Data rows:
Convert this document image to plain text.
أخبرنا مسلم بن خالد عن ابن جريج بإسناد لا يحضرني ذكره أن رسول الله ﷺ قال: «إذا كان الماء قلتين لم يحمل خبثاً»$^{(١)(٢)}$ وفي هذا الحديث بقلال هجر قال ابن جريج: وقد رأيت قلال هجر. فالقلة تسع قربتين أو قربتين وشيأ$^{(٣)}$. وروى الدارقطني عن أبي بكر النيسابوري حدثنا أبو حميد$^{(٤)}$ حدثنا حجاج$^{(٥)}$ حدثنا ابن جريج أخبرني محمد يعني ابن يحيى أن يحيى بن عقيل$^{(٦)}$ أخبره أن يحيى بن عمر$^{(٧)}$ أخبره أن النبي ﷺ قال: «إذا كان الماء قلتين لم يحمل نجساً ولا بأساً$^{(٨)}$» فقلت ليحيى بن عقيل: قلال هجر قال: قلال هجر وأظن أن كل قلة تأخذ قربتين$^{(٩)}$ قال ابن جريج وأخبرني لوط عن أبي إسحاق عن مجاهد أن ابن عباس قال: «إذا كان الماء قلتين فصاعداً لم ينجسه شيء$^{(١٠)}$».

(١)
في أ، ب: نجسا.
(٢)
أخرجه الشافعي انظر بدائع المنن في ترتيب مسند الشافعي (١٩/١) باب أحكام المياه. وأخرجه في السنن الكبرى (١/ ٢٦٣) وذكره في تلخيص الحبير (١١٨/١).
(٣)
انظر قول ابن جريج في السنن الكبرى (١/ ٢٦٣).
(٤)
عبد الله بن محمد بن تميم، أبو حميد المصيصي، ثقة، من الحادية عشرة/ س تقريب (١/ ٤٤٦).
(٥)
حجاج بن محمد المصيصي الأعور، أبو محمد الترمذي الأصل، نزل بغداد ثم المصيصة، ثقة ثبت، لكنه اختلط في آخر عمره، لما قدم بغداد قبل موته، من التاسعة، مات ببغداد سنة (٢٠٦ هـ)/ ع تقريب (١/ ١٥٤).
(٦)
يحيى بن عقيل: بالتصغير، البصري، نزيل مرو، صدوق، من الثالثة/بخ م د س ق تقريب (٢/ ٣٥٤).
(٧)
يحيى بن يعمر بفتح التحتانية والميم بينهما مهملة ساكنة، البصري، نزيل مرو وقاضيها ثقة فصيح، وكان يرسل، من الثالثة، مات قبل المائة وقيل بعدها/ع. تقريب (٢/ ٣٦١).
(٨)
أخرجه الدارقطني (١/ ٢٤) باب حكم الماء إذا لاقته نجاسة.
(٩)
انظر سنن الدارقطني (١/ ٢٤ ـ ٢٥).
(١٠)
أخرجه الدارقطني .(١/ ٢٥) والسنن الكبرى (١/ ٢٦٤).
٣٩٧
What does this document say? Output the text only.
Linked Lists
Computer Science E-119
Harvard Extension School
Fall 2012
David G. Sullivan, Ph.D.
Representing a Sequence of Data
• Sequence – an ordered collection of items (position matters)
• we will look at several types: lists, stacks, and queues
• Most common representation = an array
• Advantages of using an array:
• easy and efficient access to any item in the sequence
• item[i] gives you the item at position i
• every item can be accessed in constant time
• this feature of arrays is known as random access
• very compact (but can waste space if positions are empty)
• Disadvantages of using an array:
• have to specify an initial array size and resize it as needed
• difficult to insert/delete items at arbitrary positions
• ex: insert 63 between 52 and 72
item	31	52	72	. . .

Set task: Repeat every line of the material exactly as given.

Exercise output:
Convert this document image to plain text.
أخبرنا مسلم بن خالد عن ابن جريج بإسناد لا يحضرني ذكره أن رسول الله ﷺ قال: «إذا كان الماء قلتين لم يحمل خبثاً»$^{(١)(٢)}$ وفي هذا الحديث بقلال هجر قال ابن جريج: وقد رأيت قلال هجر. فالقلة تسع قربتين أو قربتين وشيأ$^{(٣)}$. وروى الدارقطني عن أبي بكر النيسابوري حدثنا أبو حميد$^{(٤)}$ حدثنا حجاج$^{(٥)}$ حدثنا ابن جريج أخبرني محمد يعني ابن يحيى أن يحيى بن عقيل$^{(٦)}$ أخبره أن يحيى بن عمر$^{(٧)}$ أخبره أن النبي ﷺ قال: «إذا كان الماء قلتين لم يحمل نجساً ولا بأساً$^{(٨)}$» فقلت ليحيى بن عقيل: قلال هجر قال: قلال هجر وأظن أن كل قلة تأخذ قربتين$^{(٩)}$ قال ابن جريج وأخبرني لوط عن أبي إسحاق عن مجاهد أن ابن عباس قال: «إذا كان الماء قلتين فصاعداً لم ينجسه شيء$^{(١٠)}$».

(١)
في أ، ب: نجسا.
(٢)
أخرجه الشافعي انظر بدائع المنن في ترتيب مسند الشافعي (١٩/١) باب أحكام المياه. وأخرجه في السنن الكبرى (١/ ٢٦٣) وذكره في تلخيص الحبير (١١٨/١).
(٣)
انظر قول ابن جريج في السنن الكبرى (١/ ٢٦٣).
(٤)
عبد الله بن محمد بن تميم، أبو حميد المصيصي، ثقة، من الحادية عشرة/ س تقريب (١/ ٤٤٦).
(٥)
حجاج بن محمد المصيصي الأعور، أبو محمد الترمذي الأصل، نزل بغداد ثم المصيصة، ثقة ثبت، لكنه اختلط في آخر عمره، لما قدم بغداد قبل موته، من التاسعة، مات ببغداد سنة (٢٠٦ هـ)/ ع تقريب (١/ ١٥٤).
(٦)
يحيى بن عقيل: بالتصغير، البصري، نزيل مرو، صدوق، من الثالثة/بخ م د س ق تقريب (٢/ ٣٥٤).
(٧)
يحيى بن يعمر بفتح التحتانية والميم بينهما مهملة ساكنة، البصري، نزيل مرو وقاضيها ثقة فصيح، وكان يرسل، من الثالثة، مات قبل المائة وقيل بعدها/ع. تقريب (٢/ ٣٦١).
(٨)
أخرجه الدارقطني (١/ ٢٤) باب حكم الماء إذا لاقته نجاسة.
(٩)
انظر سنن الدارقطني (١/ ٢٤ ـ ٢٥).
(١٠)
أخرجه الدارقطني .(١/ ٢٥) والسنن الكبرى (١/ ٢٦٤).
٣٩٧
What does this document say? Output the text only.
Linked Lists
Computer Science E-119
Harvard Extension School
Fall 2012
David G. Sullivan, Ph.D.
Representing a Sequence of Data
• Sequence – an ordered collection of items (position matters)
• we will look at several types: lists, stacks, and queues
• Most common representation = an array
• Advantages of using an array:
• easy and efficient access to any item in the sequence
• item[i] gives you the item at position i
• every item can be accessed in constant time
• this feature of arrays is known as random access
• very compact (but can waste space if positions are empty)
• Disadvantages of using an array:
• have to specify an initial array size and resize it as needed
• difficult to insert/delete items at arbitrary positions
• ex: insert 63 between 52 and 72
item	31	52	72	. . .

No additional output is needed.